[AIM]
Would you return the complete listing below word for word?
<<<<
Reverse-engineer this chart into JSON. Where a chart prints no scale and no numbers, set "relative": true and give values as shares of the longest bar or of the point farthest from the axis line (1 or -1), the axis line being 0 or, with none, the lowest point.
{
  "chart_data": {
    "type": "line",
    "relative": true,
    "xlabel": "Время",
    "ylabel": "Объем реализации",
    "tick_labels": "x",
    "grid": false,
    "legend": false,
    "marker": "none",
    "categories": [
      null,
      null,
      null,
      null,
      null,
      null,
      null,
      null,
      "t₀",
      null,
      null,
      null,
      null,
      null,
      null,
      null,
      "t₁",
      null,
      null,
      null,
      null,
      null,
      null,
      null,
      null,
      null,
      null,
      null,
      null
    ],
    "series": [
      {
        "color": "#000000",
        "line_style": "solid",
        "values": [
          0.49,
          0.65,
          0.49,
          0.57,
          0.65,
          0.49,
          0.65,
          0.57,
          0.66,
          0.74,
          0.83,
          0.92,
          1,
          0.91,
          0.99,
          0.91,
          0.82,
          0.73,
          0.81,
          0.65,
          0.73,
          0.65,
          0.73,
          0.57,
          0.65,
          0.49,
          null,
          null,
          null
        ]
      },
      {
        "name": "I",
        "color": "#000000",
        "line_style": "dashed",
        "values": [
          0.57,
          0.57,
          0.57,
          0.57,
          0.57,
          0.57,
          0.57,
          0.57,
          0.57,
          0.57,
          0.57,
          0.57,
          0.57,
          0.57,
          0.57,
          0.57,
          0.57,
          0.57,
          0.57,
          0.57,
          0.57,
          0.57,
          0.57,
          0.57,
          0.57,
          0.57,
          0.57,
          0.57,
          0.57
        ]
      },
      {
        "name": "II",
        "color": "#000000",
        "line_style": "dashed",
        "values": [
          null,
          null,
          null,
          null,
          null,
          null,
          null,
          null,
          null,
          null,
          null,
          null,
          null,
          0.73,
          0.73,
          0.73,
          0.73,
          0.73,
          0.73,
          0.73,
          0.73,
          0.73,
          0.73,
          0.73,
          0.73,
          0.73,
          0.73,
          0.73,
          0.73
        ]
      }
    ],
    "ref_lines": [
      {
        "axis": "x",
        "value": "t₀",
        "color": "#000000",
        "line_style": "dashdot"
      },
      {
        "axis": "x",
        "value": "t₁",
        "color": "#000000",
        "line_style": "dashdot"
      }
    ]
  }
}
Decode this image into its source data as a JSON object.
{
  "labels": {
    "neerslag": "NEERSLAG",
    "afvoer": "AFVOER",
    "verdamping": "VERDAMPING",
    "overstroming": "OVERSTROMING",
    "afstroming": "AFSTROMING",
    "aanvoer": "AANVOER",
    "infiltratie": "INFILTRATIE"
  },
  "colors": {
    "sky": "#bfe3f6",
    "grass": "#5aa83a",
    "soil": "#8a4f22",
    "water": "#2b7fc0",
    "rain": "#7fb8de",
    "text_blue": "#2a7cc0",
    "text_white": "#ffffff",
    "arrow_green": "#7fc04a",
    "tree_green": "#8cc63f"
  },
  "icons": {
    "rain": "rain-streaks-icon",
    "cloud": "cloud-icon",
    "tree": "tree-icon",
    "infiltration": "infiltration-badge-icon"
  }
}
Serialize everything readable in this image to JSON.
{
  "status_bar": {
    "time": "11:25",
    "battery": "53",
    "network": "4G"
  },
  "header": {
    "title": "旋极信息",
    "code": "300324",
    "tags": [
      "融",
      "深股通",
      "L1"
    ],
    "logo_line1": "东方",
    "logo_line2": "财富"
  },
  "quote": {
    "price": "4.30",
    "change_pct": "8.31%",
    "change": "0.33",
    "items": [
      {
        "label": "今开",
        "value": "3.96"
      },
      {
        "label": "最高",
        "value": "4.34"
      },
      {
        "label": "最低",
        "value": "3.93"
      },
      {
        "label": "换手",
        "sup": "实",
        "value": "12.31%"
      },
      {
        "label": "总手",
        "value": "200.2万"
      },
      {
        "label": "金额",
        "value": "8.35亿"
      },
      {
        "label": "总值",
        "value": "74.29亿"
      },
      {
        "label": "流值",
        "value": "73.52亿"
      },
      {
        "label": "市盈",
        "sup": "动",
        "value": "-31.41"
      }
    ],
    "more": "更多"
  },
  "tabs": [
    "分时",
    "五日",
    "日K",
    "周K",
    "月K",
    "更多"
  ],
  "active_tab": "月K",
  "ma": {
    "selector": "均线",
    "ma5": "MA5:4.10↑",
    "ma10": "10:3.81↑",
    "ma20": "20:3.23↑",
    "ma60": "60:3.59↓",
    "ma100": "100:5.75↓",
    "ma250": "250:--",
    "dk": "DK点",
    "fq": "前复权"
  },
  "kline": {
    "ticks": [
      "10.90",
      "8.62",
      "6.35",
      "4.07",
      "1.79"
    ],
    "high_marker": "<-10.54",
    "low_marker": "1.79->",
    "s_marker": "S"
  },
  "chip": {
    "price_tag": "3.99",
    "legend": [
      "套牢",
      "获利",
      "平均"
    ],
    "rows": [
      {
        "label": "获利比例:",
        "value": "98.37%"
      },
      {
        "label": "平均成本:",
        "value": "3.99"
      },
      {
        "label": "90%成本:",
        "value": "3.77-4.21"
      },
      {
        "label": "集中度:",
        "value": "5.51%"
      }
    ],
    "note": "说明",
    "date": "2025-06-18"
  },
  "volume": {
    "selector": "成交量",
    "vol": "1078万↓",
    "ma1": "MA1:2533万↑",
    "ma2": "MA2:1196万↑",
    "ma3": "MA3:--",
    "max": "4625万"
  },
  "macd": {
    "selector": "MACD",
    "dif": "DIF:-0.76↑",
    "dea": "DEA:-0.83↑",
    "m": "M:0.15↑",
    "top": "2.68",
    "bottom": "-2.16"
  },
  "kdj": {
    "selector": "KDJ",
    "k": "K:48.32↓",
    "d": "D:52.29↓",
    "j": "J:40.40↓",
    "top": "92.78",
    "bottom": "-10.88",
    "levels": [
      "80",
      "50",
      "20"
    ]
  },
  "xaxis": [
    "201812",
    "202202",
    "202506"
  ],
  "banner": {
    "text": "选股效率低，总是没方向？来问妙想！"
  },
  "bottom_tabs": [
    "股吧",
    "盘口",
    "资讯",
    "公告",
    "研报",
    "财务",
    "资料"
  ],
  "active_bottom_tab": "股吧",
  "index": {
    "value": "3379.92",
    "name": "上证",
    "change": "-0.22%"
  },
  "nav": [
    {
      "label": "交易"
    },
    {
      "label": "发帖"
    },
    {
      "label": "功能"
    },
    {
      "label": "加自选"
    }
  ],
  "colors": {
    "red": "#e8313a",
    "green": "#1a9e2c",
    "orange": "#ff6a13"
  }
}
>>>>
[THE REPLY]
Reverse-engineer this chart into JSON. Where a chart prints no scale and no numbers, set "relative": true and give values as shares of the longest bar or of the point farthest from the axis line (1 or -1), the axis line being 0 or, with none, the lowest point.
{
  "chart_data": {
    "type": "line",
    "relative": true,
    "xlabel": "Время",
    "ylabel": "Объем реализации",
    "tick_labels": "x",
    "grid": false,
    "legend": false,
    "marker": "none",
    "categories": [
      null,
      null,
      null,
      null,
      null,
      null,
      null,
      null,
      "t₀",
      null,
      null,
      null,
      null,
      null,
      null,
      null,
      "t₁",
      null,
      null,
      null,
      null,
      null,
      null,
      null,
      null,
      null,
      null,
      null,
      null
    ],
    "series": [
      {
        "color": "#000000",
        "line_style": "solid",
        "values": [
          0.49,
          0.65,
          0.49,
          0.57,
          0.65,
          0.49,
          0.65,
          0.57,
          0.66,
          0.74,
          0.83,
          0.92,
          1,
          0.91,
          0.99,
          0.91,
          0.82,
          0.73,
          0.81,
          0.65,
          0.73,
          0.65,
          0.73,
          0.57,
          0.65,
          0.49,
          null,
          null,
          null
        ]
      },
      {
        "name": "I",
        "color": "#000000",
        "line_style": "dashed",
        "values": [
          0.57,
          0.57,
          0.57,
          0.57,
          0.57,
          0.57,
          0.57,
          0.57,
          0.57,
          0.57,
          0.57,
          0.57,
          0.57,
          0.57,
          0.57,
          0.57,
          0.57,
          0.57,
          0.57,
          0.57,
          0.57,
          0.57,
          0.57,
          0.57,
          0.57,
          0.57,
          0.57,
          0.57,
          0.57
        ]
      },
      {
        "name": "II",
        "color": "#000000",
        "line_style": "dashed",
        "values": [
          null,
          null,
          null,
          null,
          null,
          null,
          null,
          null,
          null,
          null,
          null,
          null,
          null,
          0.73,
          0.73,
          0.73,
          0.73,
          0.73,
          0.73,
          0.73,
          0.73,
          0.73,
          0.73,
          0.73,
          0.73,
          0.73,
          0.73,
          0.73,
          0.73
        ]
      }
    ],
    "ref_lines": [
      {
        "axis": "x",
        "value": "t₀",
        "color": "#000000",
        "line_style": "dashdot"
      },
      {
        "axis": "x",
        "value": "t₁",
        "color": "#000000",
        "line_style": "dashdot"
      }
    ]
  }
}
Decode this image into its source data as a JSON object.
{
  "labels": {
    "neerslag": "NEERSLAG",
    "afvoer": "AFVOER",
    "verdamping": "VERDAMPING",
    "overstroming": "OVERSTROMING",
    "afstroming": "AFSTROMING",
    "aanvoer": "AANVOER",
    "infiltratie": "INFILTRATIE"
  },
  "colors": {
    "sky": "#bfe3f6",
    "grass": "#5aa83a",
    "soil": "#8a4f22",
    "water": "#2b7fc0",
    "rain": "#7fb8de",
    "text_blue": "#2a7cc0",
    "text_white": "#ffffff",
    "arrow_green": "#7fc04a",
    "tree_green": "#8cc63f"
  },
  "icons": {
    "rain": "rain-streaks-icon",
    "cloud": "cloud-icon",
    "tree": "tree-icon",
    "infiltration": "infiltration-badge-icon"
  }
}
Serialize everything readable in this image to JSON.
{
  "status_bar": {
    "time": "11:25",
    "battery": "53",
    "network": "4G"
  },
  "header": {
    "title": "旋极信息",
    "code": "300324",
    "tags": [
      "融",
      "深股通",
      "L1"
    ],
    "logo_line1": "东方",
    "logo_line2": "财富"
  },
  "quote": {
    "price": "4.30",
    "change_pct": "8.31%",
    "change": "0.33",
    "items": [
      {
        "label": "今开",
        "value": "3.96"
      },
      {
        "label": "最高",
        "value": "4.34"
      },
      {
        "label": "最低",
        "value": "3.93"
      },
      {
        "label": "换手",
        "sup": "实",
        "value": "12.31%"
      },
      {
        "label": "总手",
        "value": "200.2万"
      },
      {
        "label": "金额",
        "value": "8.35亿"
      },
      {
        "label": "总值",
        "value": "74.29亿"
      },
      {
        "label": "流值",
        "value": "73.52亿"
      },
      {
        "label": "市盈",
        "sup": "动",
        "value": "-31.41"
      }
    ],
    "more": "更多"
  },
  "tabs": [
    "分时",
    "五日",
    "日K",
    "周K",
    "月K",
    "更多"
  ],
  "active_tab": "月K",
  "ma": {
    "selector": "均线",
    "ma5": "MA5:4.10↑",
    "ma10": "10:3.81↑",
    "ma20": "20:3.23↑",
    "ma60": "60:3.59↓",
    "ma100": "100:5.75↓",
    "ma250": "250:--",
    "dk": "DK点",
    "fq": "前复权"
  },
  "kline": {
    "ticks": [
      "10.90",
      "8.62",
      "6.35",
      "4.07",
      "1.79"
    ],
    "high_marker": "<-10.54",
    "low_marker": "1.79->",
    "s_marker": "S"
  },
  "chip": {
    "price_tag": "3.99",
    "legend": [
      "套牢",
      "获利",
      "平均"
    ],
    "rows": [
      {
        "label": "获利比例:",
        "value": "98.37%"
      },
      {
        "label": "平均成本:",
        "value": "3.99"
      },
      {
        "label": "90%成本:",
        "value": "3.77-4.21"
      },
      {
        "label": "集中度:",
        "value": "5.51%"
      }
    ],
    "note": "说明",
    "date": "2025-06-18"
  },
  "volume": {
    "selector": "成交量",
    "vol": "1078万↓",
    "ma1": "MA1:2533万↑",
    "ma2": "MA2:1196万↑",
    "ma3": "MA3:--",
    "max": "4625万"
  },
  "macd": {
    "selector": "MACD",
    "dif": "DIF:-0.76↑",
    "dea": "DEA:-0.83↑",
    "m": "M:0.15↑",
    "top": "2.68",
    "bottom": "-2.16"
  },
  "kdj": {
    "selector": "KDJ",
    "k": "K:48.32↓",
    "d": "D:52.29↓",
    "j": "J:40.40↓",
    "top": "92.78",
    "bottom": "-10.88",
    "levels": [
      "80",
      "50",
      "20"
    ]
  },
  "xaxis": [
    "201812",
    "202202",
    "202506"
  ],
  "banner": {
    "text": "选股效率低，总是没方向？来问妙想！"
  },
  "bottom_tabs": [
    "股吧",
    "盘口",
    "资讯",
    "公告",
    "研报",
    "财务",
    "资料"
  ],
  "active_bottom_tab": "股吧",
  "index": {
    "value": "3379.92",
    "name": "上证",
    "change": "-0.22%"
  },
  "nav": [
    {
      "label": "交易"
    },
    {
      "label": "发帖"
    },
    {
      "label": "功能"
    },
    {
      "label": "加自选"
    }
  ],
  "colors": {
    "red": "#e8313a",
    "green": "#1a9e2c",
    "orange": "#ff6a13"
  }
}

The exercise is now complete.